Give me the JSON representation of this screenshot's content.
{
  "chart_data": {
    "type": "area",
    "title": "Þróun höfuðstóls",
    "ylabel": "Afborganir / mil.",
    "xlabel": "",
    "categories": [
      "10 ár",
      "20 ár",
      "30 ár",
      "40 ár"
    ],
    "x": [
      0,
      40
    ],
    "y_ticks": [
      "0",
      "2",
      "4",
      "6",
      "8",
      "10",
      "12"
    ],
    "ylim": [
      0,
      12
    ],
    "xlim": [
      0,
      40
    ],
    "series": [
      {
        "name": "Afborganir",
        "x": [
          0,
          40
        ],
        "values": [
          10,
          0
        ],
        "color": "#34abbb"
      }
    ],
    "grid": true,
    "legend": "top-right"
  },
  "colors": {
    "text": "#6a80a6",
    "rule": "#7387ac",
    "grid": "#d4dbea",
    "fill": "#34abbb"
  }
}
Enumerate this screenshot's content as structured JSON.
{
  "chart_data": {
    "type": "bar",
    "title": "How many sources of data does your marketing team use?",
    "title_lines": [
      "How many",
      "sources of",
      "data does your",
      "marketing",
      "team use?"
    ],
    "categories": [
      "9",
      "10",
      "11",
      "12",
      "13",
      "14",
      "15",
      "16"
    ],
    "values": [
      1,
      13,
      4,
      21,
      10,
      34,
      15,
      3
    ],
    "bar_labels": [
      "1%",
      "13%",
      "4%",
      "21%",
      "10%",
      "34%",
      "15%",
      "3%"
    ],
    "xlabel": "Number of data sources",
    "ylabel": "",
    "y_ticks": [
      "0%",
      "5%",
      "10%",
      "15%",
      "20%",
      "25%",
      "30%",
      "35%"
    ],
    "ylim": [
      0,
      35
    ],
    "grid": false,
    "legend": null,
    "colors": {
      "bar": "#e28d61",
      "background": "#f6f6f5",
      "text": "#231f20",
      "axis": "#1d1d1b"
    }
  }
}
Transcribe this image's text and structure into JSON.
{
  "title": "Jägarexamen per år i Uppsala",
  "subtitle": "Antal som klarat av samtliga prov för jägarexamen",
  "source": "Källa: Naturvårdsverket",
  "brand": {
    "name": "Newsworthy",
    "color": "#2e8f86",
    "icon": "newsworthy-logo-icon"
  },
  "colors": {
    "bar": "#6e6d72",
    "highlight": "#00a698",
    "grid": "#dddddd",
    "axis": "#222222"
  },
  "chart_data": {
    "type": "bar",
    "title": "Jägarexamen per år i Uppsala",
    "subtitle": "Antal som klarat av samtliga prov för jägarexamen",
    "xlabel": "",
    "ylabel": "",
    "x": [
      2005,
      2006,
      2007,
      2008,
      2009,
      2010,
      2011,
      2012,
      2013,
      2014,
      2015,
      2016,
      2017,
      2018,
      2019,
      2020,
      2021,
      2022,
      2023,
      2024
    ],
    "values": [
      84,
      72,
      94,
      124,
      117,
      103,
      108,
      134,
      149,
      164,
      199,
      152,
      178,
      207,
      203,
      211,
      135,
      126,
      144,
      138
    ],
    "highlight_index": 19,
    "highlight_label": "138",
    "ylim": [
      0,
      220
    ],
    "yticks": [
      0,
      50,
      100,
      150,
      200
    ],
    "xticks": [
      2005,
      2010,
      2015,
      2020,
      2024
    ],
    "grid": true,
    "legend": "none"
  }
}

::::

→ **SHORT EXERCISE**: Every line above should be written out again exactly as it stands.

→ **IN RESPONSE**:
Give me the JSON representation of this screenshot's content.
{
  "chart_data": {
    "type": "area",
    "title": "Þróun höfuðstóls",
    "ylabel": "Afborganir / mil.",
    "xlabel": "",
    "categories": [
      "10 ár",
      "20 ár",
      "30 ár",
      "40 ár"
    ],
    "x": [
      0,
      40
    ],
    "y_ticks": [
      "0",
      "2",
      "4",
      "6",
      "8",
      "10",
      "12"
    ],
    "ylim": [
      0,
      12
    ],
    "xlim": [
      0,
      40
    ],
    "series": [
      {
        "name": "Afborganir",
        "x": [
          0,
          40
        ],
        "values": [
          10,
          0
        ],
        "color": "#34abbb"
      }
    ],
    "grid": true,
    "legend": "top-right"
  },
  "colors": {
    "text": "#6a80a6",
    "rule": "#7387ac",
    "grid": "#d4dbea",
    "fill": "#34abbb"
  }
}
Enumerate this screenshot's content as structured JSON.
{
  "chart_data": {
    "type": "bar",
    "title": "How many sources of data does your marketing team use?",
    "title_lines": [
      "How many",
      "sources of",
      "data does your",
      "marketing",
      "team use?"
    ],
    "categories": [
      "9",
      "10",
      "11",
      "12",
      "13",
      "14",
      "15",
      "16"
    ],
    "values": [
      1,
      13,
      4,
      21,
      10,
      34,
      15,
      3
    ],
    "bar_labels": [
      "1%",
      "13%",
      "4%",
      "21%",
      "10%",
      "34%",
      "15%",
      "3%"
    ],
    "xlabel": "Number of data sources",
    "ylabel": "",
    "y_ticks": [
      "0%",
      "5%",
      "10%",
      "15%",
      "20%",
      "25%",
      "30%",
      "35%"
    ],
    "ylim": [
      0,
      35
    ],
    "grid": false,
    "legend": null,
    "colors": {
      "bar": "#e28d61",
      "background": "#f6f6f5",
      "text": "#231f20",
      "axis": "#1d1d1b"
    }
  }
}
Transcribe this image's text and structure into JSON.
{
  "title": "Jägarexamen per år i Uppsala",
  "subtitle": "Antal som klarat av samtliga prov för jägarexamen",
  "source": "Källa: Naturvårdsverket",
  "brand": {
    "name": "Newsworthy",
    "color": "#2e8f86",
    "icon": "newsworthy-logo-icon"
  },
  "colors": {
    "bar": "#6e6d72",
    "highlight": "#00a698",
    "grid": "#dddddd",
    "axis": "#222222"
  },
  "chart_data": {
    "type": "bar",
    "title": "Jägarexamen per år i Uppsala",
    "subtitle": "Antal som klarat av samtliga prov för jägarexamen",
    "xlabel": "",
    "ylabel": "",
    "x": [
      2005,
      2006,
      2007,
      2008,
      2009,
      2010,
      2011,
      2012,
      2013,
      2014,
      2015,
      2016,
      2017,
      2018,
      2019,
      2020,
      2021,
      2022,
      2023,
      2024
    ],
    "values": [
      84,
      72,
      94,
      124,
      117,
      103,
      108,
      134,
      149,
      164,
      199,
      152,
      178,
      207,
      203,
      211,
      135,
      126,
      144,
      138
    ],
    "highlight_index": 19,
    "highlight_label": "138",
    "ylim": [
      0,
      220
    ],
    "yticks": [
      0,
      50,
      100,
      150,
      200
    ],
    "xticks": [
      2005,
      2010,
      2015,
      2020,
      2024
    ],
    "grid": true,
    "legend": "none"
  }
}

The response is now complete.